===== Items =====

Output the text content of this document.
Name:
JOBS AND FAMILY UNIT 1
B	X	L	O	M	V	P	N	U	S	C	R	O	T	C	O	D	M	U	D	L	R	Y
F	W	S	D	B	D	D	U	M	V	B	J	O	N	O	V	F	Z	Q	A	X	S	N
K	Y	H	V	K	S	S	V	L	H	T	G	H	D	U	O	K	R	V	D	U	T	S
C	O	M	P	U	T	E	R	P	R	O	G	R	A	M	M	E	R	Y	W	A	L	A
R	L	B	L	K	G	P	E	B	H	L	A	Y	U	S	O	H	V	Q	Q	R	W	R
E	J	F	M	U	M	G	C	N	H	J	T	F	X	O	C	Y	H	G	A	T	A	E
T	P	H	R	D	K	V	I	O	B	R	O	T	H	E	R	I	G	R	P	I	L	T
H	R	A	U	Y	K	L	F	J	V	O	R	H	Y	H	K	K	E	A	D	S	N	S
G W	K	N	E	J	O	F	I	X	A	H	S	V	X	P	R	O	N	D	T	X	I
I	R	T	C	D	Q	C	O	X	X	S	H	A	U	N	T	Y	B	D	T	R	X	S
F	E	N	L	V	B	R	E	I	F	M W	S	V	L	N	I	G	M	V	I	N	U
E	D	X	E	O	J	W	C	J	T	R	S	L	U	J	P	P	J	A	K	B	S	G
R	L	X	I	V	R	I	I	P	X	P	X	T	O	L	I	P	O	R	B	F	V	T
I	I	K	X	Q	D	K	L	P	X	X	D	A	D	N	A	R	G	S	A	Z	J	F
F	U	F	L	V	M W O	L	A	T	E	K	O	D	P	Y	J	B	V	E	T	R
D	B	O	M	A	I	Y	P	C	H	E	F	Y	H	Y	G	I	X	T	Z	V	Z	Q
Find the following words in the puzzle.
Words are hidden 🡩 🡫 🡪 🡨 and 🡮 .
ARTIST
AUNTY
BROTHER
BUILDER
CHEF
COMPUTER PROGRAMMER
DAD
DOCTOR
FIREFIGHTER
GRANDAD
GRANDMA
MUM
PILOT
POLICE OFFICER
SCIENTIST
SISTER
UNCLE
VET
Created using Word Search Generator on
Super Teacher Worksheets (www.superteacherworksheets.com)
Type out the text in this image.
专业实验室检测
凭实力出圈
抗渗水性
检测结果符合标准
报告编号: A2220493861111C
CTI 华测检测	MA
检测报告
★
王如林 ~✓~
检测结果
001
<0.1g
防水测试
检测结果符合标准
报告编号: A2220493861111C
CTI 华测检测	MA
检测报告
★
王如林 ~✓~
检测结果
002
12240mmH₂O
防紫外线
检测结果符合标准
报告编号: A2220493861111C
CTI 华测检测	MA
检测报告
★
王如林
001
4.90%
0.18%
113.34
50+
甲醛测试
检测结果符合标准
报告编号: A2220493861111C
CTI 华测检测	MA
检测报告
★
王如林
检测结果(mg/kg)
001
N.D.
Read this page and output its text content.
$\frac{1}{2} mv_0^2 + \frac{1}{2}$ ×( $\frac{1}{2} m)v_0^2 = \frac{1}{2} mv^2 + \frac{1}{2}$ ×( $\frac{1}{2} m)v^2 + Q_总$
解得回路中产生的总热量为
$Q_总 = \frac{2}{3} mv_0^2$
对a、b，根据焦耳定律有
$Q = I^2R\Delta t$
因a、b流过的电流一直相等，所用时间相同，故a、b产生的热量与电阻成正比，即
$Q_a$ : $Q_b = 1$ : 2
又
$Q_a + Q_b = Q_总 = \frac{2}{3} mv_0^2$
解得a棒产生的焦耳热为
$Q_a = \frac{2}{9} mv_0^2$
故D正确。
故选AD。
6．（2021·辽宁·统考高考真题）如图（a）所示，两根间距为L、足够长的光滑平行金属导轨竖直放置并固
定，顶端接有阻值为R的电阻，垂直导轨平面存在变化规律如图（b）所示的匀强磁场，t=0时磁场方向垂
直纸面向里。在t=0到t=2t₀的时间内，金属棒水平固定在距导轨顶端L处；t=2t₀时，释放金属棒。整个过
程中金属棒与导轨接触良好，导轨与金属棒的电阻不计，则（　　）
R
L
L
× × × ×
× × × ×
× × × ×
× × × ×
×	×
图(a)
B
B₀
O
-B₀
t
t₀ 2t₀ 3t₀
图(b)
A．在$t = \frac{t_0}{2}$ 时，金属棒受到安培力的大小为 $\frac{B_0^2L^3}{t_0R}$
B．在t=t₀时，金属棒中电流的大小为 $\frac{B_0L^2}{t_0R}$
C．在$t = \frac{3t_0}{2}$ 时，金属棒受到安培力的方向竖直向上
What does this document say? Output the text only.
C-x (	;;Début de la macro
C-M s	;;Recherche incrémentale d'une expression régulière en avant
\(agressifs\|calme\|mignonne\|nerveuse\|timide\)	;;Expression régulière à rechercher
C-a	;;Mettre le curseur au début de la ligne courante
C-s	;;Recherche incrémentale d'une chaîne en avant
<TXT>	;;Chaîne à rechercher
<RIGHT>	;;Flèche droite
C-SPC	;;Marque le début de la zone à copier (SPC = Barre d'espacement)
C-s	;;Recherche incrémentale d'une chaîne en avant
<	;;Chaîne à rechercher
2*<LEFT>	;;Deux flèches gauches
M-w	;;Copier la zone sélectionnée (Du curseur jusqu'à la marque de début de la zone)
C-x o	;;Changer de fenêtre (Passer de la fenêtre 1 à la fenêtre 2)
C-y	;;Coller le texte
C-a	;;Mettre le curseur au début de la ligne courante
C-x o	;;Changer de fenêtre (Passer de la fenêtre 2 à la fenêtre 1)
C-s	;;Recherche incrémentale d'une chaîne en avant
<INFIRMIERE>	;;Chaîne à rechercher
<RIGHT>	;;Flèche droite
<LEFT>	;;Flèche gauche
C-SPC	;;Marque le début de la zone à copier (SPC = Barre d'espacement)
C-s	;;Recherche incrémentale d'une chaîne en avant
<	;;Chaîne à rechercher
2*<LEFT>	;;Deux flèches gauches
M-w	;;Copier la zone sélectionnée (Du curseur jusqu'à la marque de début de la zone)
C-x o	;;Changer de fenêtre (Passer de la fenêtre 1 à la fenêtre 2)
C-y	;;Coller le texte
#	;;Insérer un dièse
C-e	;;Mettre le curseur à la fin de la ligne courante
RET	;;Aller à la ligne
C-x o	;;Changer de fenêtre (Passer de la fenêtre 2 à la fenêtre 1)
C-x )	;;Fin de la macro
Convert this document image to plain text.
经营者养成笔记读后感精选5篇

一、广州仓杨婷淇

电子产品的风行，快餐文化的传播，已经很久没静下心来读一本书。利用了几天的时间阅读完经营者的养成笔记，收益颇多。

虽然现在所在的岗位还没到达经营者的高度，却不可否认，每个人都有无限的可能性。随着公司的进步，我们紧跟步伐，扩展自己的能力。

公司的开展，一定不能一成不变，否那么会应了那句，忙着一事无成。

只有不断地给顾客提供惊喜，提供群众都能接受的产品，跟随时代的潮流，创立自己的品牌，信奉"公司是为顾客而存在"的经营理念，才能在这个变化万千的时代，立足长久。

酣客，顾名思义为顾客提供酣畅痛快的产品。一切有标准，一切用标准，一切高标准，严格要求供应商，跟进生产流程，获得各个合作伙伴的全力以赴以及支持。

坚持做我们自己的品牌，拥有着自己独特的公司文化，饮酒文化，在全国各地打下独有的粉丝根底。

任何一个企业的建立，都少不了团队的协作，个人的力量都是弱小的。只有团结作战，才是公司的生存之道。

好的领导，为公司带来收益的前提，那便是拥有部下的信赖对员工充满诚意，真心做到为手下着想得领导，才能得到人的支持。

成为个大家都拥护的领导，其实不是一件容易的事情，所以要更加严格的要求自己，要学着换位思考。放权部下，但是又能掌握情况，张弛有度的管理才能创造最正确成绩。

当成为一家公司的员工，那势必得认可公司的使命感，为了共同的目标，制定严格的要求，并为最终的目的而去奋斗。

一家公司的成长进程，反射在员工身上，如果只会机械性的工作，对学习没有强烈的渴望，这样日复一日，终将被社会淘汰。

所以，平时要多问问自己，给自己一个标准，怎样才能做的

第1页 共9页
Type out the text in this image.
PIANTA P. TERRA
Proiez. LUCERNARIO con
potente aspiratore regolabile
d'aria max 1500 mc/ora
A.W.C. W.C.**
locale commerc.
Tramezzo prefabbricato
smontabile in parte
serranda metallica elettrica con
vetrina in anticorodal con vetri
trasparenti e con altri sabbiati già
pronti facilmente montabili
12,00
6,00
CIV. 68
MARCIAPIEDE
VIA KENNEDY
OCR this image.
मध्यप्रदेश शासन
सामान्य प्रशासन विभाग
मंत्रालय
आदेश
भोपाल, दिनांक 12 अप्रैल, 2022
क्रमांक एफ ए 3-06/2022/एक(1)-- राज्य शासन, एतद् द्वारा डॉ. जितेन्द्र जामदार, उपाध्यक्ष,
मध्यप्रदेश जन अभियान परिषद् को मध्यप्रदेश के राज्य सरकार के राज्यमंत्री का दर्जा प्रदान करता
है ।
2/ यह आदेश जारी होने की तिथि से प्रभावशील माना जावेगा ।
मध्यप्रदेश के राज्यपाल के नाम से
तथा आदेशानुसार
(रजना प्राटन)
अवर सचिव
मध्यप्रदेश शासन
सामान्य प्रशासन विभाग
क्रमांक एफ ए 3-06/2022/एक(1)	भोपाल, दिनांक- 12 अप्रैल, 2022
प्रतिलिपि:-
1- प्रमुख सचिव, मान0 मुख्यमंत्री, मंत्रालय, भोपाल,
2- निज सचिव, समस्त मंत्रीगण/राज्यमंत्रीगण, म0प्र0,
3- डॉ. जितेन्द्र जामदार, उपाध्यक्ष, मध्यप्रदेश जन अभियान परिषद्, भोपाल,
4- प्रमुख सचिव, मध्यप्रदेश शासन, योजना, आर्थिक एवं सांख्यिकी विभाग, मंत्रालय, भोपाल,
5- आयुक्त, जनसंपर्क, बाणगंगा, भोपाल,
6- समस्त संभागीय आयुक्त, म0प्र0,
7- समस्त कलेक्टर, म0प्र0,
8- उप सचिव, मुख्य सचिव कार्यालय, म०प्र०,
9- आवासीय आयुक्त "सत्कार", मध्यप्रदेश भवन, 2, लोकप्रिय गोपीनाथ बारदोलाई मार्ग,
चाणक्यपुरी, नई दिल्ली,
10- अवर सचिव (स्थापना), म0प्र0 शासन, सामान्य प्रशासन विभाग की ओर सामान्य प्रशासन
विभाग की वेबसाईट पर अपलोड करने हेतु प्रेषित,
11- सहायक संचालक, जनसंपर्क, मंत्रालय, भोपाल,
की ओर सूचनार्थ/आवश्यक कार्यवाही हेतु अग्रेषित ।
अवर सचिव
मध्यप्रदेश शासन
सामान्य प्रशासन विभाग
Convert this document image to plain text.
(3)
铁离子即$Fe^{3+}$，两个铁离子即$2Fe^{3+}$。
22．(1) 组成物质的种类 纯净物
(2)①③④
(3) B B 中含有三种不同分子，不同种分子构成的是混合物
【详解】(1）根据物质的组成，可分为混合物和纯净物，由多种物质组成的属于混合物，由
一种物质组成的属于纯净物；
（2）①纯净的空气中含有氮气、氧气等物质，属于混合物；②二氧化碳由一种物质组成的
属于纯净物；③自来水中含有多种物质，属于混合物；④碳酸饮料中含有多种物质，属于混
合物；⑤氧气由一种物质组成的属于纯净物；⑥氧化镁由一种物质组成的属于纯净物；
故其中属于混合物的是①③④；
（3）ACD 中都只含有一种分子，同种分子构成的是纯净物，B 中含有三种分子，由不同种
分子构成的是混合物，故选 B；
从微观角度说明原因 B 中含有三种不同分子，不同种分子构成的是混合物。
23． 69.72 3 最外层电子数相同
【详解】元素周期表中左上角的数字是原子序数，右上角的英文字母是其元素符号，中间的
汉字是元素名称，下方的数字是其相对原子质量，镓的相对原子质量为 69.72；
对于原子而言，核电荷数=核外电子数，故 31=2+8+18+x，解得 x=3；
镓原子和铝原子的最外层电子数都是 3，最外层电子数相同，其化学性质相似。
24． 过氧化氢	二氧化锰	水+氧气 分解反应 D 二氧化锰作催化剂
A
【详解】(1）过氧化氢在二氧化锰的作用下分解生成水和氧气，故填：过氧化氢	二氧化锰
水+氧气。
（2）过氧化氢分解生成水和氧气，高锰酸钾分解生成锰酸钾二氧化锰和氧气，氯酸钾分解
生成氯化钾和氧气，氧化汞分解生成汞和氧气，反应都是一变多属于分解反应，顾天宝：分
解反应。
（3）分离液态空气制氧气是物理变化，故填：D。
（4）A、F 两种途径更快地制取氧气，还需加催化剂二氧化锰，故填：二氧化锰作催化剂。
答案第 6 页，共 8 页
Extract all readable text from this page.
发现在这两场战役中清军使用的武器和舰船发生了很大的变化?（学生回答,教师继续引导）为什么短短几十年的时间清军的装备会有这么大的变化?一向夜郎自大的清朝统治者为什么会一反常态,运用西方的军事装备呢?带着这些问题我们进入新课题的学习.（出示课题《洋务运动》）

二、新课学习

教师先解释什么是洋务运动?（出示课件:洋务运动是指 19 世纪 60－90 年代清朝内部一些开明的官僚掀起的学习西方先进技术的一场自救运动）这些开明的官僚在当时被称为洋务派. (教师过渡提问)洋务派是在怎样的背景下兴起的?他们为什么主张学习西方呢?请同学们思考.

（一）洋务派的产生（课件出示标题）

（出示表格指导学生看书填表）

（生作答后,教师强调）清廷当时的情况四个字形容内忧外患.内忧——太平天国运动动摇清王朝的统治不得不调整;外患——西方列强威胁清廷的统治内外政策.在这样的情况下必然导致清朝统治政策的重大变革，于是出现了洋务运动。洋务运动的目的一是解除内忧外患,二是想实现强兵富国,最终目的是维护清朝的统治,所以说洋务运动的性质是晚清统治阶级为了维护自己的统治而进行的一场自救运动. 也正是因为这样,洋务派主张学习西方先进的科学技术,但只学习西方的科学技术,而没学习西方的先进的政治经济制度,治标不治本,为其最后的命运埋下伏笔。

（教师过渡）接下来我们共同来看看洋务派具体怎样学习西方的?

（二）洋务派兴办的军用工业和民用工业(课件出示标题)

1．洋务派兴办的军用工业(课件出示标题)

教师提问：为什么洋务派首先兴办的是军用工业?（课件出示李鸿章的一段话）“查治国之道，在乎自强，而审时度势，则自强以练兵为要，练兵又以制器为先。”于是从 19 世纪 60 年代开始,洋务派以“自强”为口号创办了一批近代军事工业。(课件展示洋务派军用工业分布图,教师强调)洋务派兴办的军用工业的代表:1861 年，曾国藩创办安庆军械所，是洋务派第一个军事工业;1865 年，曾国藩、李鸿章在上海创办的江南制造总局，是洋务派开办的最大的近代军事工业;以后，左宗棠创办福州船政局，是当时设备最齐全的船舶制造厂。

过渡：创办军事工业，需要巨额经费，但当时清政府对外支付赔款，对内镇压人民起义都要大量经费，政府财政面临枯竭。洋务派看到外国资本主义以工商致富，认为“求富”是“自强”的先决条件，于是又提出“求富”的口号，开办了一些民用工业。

=====

*Written exercise*: From the material, report only how many lines include the word "二氧化锰作催化剂".

*Output for this task*: 2